## Required task:
Reproduce the records below exactly as they appear, omitting any pictures they contain.
◇ ◇ ◇
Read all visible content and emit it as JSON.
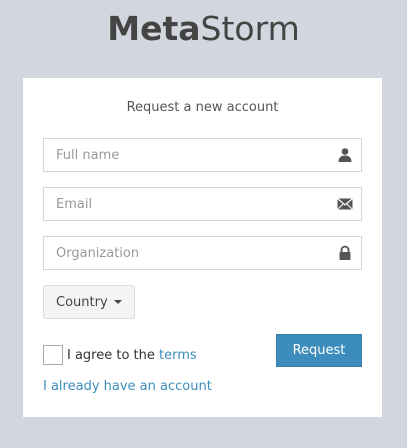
{
  "brand": {
    "bold": "Meta",
    "light": "Storm"
  },
  "form": {
    "message": "Request a new account",
    "fullname_placeholder": "Full name",
    "email_placeholder": "Email",
    "organization_placeholder": "Organization",
    "country_label": "Country",
    "agree_text": "I agree to the ",
    "terms_link": "terms",
    "request_label": "Request",
    "have_account_link": "I already have an account"
  },
  "icons": {
    "fullname": "user-icon",
    "email": "envelope-icon",
    "organization": "lock-icon",
    "country": "caret-down-icon"
  },
  "colors": {
    "background": "#d2d6de",
    "accent": "#3c8dbc"
  }
}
◇ ◇ ◇
## The solution:
Read all visible content and emit it as JSON.
{
  "brand": {
    "bold": "Meta",
    "light": "Storm"
  },
  "form": {
    "message": "Request a new account",
    "fullname_placeholder": "Full name",
    "email_placeholder": "Email",
    "organization_placeholder": "Organization",
    "country_label": "Country",
    "agree_text": "I agree to the ",
    "terms_link": "terms",
    "request_label": "Request",
    "have_account_link": "I already have an account"
  },
  "icons": {
    "fullname": "user-icon",
    "email": "envelope-icon",
    "organization": "lock-icon",
    "country": "caret-down-icon"
  },
  "colors": {
    "background": "#d2d6de",
    "accent": "#3c8dbc"
  }
}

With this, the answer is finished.